## PROBLEM REQUIREMENTS
Please arrange every line of the material below as a Markdown table with two columns, "Number" for the row number and "Text" for the line, skipping any blank lines.

## WORKING DATA
--- start ---

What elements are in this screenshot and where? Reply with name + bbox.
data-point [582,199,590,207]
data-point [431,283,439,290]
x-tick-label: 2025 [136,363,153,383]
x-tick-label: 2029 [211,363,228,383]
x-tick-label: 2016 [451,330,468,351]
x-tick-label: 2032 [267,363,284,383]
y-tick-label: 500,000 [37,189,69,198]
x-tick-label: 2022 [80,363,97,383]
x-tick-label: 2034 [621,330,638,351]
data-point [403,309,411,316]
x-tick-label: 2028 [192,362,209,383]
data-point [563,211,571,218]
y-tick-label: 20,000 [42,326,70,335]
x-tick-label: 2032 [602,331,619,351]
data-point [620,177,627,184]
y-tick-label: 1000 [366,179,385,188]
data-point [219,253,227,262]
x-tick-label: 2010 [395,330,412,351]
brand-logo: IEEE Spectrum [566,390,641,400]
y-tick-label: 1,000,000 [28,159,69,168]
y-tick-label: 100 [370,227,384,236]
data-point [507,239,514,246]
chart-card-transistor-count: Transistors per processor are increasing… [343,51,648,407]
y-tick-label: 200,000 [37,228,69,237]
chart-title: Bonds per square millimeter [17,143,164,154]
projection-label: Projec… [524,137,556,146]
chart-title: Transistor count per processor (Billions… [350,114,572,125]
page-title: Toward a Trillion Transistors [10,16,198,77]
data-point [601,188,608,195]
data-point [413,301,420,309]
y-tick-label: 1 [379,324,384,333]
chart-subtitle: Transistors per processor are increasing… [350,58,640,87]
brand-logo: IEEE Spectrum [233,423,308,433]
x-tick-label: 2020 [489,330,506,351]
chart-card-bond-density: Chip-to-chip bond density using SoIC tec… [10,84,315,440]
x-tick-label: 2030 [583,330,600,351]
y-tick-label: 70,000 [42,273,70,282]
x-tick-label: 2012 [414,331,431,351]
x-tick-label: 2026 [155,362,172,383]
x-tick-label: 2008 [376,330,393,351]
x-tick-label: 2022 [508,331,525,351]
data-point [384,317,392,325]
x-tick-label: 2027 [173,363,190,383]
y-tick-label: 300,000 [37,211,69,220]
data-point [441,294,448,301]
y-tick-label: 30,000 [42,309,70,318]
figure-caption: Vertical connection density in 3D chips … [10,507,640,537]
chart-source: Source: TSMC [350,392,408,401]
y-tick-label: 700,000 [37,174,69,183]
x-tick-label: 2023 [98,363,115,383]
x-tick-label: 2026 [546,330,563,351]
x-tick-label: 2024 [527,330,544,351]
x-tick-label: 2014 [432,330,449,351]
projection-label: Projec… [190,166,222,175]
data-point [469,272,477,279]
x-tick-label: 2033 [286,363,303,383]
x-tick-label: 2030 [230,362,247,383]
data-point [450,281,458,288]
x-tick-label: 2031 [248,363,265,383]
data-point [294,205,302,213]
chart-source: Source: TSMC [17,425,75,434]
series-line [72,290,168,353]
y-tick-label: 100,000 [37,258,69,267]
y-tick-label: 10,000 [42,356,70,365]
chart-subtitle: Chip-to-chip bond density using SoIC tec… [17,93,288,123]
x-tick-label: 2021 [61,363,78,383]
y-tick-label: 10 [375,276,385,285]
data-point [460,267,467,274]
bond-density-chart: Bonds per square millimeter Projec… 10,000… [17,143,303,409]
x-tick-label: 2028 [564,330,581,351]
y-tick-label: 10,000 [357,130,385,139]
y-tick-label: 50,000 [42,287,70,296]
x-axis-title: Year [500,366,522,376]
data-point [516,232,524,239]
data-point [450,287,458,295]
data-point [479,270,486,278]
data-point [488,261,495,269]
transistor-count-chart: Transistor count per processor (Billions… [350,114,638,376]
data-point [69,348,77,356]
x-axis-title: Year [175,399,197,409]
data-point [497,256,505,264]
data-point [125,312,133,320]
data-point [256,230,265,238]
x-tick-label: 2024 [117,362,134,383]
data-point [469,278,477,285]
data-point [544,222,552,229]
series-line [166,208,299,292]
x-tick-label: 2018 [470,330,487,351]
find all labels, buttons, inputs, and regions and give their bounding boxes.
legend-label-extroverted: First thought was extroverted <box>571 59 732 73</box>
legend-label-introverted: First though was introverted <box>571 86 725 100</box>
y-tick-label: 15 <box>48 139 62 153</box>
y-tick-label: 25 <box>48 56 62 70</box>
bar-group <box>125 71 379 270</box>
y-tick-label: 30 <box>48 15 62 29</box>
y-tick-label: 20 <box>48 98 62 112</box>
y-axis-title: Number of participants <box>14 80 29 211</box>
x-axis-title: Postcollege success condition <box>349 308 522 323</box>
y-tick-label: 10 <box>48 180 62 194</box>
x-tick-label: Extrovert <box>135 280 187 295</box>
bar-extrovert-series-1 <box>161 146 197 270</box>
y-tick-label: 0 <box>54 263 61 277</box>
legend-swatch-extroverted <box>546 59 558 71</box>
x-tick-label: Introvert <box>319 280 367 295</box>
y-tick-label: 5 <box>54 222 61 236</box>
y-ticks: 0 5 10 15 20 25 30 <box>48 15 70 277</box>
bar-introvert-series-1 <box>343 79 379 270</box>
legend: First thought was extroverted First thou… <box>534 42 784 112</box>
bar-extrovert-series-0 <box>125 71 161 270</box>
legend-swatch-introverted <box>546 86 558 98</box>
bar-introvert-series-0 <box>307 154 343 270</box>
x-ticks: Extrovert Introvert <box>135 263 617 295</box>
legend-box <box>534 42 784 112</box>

--- end ---

## ANSWER FOR THE TASK
| Number | Text |
|---|---|
| 1 | What elements are in this screenshot and where? Reply with name + bbox. |
| 2 | data-point [582,199,590,207] |
| 3 | data-point [431,283,439,290] |
| 4 | x-tick-label: 2025 [136,363,153,383] |
| 5 | x-tick-label: 2029 [211,363,228,383] |
| 6 | x-tick-label: 2016 [451,330,468,351] |
| 7 | x-tick-label: 2032 [267,363,284,383] |
| 8 | y-tick-label: 500,000 [37,189,69,198] |
| 9 | x-tick-label: 2022 [80,363,97,383] |
| 10 | x-tick-label: 2034 [621,330,638,351] |
| 11 | data-point [403,309,411,316] |
| 12 | x-tick-label: 2028 [192,362,209,383] |
| 13 | data-point [563,211,571,218] |
| 14 | y-tick-label: 20,000 [42,326,70,335] |
| 15 | x-tick-label: 2032 [602,331,619,351] |
| 16 | data-point [620,177,627,184] |
| 17 | y-tick-label: 1000 [366,179,385,188] |
| 18 | data-point [219,253,227,262] |
| 19 | x-tick-label: 2010 [395,330,412,351] |
| 20 | brand-logo: IEEE Spectrum [566,390,641,400] |
| 21 | y-tick-label: 1,000,000 [28,159,69,168] |
| 22 | y-tick-label: 100 [370,227,384,236] |
| 23 | data-point [507,239,514,246] |
| 24 | chart-card-transistor-count: Transistors per processor are increasing… [343,51,648,407] |
| 25 | y-tick-label: 200,000 [37,228,69,237] |
| 26 | chart-title: Bonds per square millimeter [17,143,164,154] |
| 27 | projection-label: Projec… [524,137,556,146] |
| 28 | chart-title: Transistor count per processor (Billions… [350,114,572,125] |
| 29 | page-title: Toward a Trillion Transistors [10,16,198,77] |
| 30 | data-point [601,188,608,195] |
| 31 | data-point [413,301,420,309] |
| 32 | y-tick-label: 1 [379,324,384,333] |
| 33 | chart-subtitle: Transistors per processor are increasing… [350,58,640,87] |
| 34 | brand-logo: IEEE Spectrum [233,423,308,433] |
| 35 | x-tick-label: 2020 [489,330,506,351] |
| 36 | chart-card-bond-density: Chip-to-chip bond density using SoIC tec… [10,84,315,440] |
| 37 | x-tick-label: 2030 [583,330,600,351] |
| 38 | y-tick-label: 70,000 [42,273,70,282] |
| 39 | x-tick-label: 2012 [414,331,431,351] |
| 40 | x-tick-label: 2026 [155,362,172,383] |
| 41 | x-tick-label: 2008 [376,330,393,351] |
| 42 | x-tick-label: 2022 [508,331,525,351] |
| 43 | data-point [384,317,392,325] |
| 44 | x-tick-label: 2027 [173,363,190,383] |
| 45 | y-tick-label: 300,000 [37,211,69,220] |
| 46 | data-point [441,294,448,301] |
| 47 | y-tick-label: 30,000 [42,309,70,318] |
| 48 | figure-caption: Vertical connection density in 3D chips … [10,507,640,537] |
| 49 | chart-source: Source: TSMC [350,392,408,401] |
| 50 | y-tick-label: 700,000 [37,174,69,183] |
| 51 | x-tick-label: 2023 [98,363,115,383] |
| 52 | x-tick-label: 2026 [546,330,563,351] |
| 53 | x-tick-label: 2024 [527,330,544,351] |
| 54 | x-tick-label: 2014 [432,330,449,351] |
| 55 | projection-label: Projec… [190,166,222,175] |
| 56 | data-point [469,272,477,279] |
| 57 | x-tick-label: 2033 [286,363,303,383] |
| 58 | x-tick-label: 2030 [230,362,247,383] |
| 59 | data-point [450,281,458,288] |
| 60 | x-tick-label: 2031 [248,363,265,383] |
| 61 | data-point [294,205,302,213] |
| 62 | chart-source: Source: TSMC [17,425,75,434] |
| 63 | series-line [72,290,168,353] |
| 64 | y-tick-label: 100,000 [37,258,69,267] |
| 65 | y-tick-label: 10,000 [42,356,70,365] |
| 66 | chart-subtitle: Chip-to-chip bond density using SoIC tec… [17,93,288,123] |
| 67 | x-tick-label: 2021 [61,363,78,383] |
| 68 | y-tick-label: 10 [375,276,385,285] |
| 69 | data-point [460,267,467,274] |
| 70 | bond-density-chart: Bonds per square millimeter Projec… 10,000… [17,143,303,409] |
| 71 | x-tick-label: 2028 [564,330,581,351] |
| 72 | y-tick-label: 10,000 [357,130,385,139] |
| 73 | y-tick-label: 50,000 [42,287,70,296] |
| 74 | x-axis-title: Year [500,366,522,376] |
| 75 | data-point [516,232,524,239] |
| 76 | data-point [450,287,458,295] |
| 77 | data-point [479,270,486,278] |
| 78 | data-point [488,261,495,269] |
| 79 | transistor-count-chart: Transistor count per processor (Billions… [350,114,638,376] |
| 80 | data-point [69,348,77,356] |
| 81 | x-axis-title: Year [175,399,197,409] |
| 82 | data-point [497,256,505,264] |
| 83 | data-point [125,312,133,320] |
| 84 | data-point [256,230,265,238] |
| 85 | x-tick-label: 2024 [117,362,134,383] |
| 86 | data-point [469,278,477,285] |
| 87 | data-point [544,222,552,229] |
| 88 | series-line [166,208,299,292] |
| 89 | x-tick-label: 2018 [470,330,487,351] |
| 90 | find all labels, buttons, inputs, and regions and give their bounding boxes. |
| 91 | legend-label-extroverted: First thought was extroverted <box>571 59 732 73</box> |
| 92 | legend-label-introverted: First though was introverted <box>571 86 725 100</box> |
| 93 | y-tick-label: 15 <box>48 139 62 153</box> |
| 94 | y-tick-label: 25 <box>48 56 62 70</box> |
| 95 | bar-group <box>125 71 379 270</box> |
| 96 | y-tick-label: 30 <box>48 15 62 29</box> |
| 97 | y-tick-label: 20 <box>48 98 62 112</box> |
| 98 | y-axis-title: Number of participants <box>14 80 29 211</box> |
| 99 | x-axis-title: Postcollege success condition <box>349 308 522 323</box> |
| 100 | y-tick-label: 10 <box>48 180 62 194</box> |
| 101 | x-tick-label: Extrovert <box>135 280 187 295</box> |
| 102 | bar-extrovert-series-1 <box>161 146 197 270</box> |
| 103 | y-tick-label: 0 <box>54 263 61 277</box> |
| 104 | legend-swatch-extroverted <box>546 59 558 71</box> |
| 105 | x-tick-label: Introvert <box>319 280 367 295</box> |
| 106 | y-tick-label: 5 <box>54 222 61 236</box> |
| 107 | y-ticks: 0 5 10 15 20 25 30 <box>48 15 70 277</box> |
| 108 | bar-introvert-series-1 <box>343 79 379 270</box> |
| 109 | legend: First thought was extroverted First thou… <box>534 42 784 112</box> |
| 110 | bar-extrovert-series-0 <box>125 71 161 270</box> |
| 111 | legend-swatch-introverted <box>546 86 558 98</box> |
| 112 | bar-introvert-series-0 <box>307 154 343 270</box> |
| 113 | x-ticks: Extrovert Introvert <box>135 263 617 295</box> |
| 114 | legend-box <box>534 42 784 112</box> |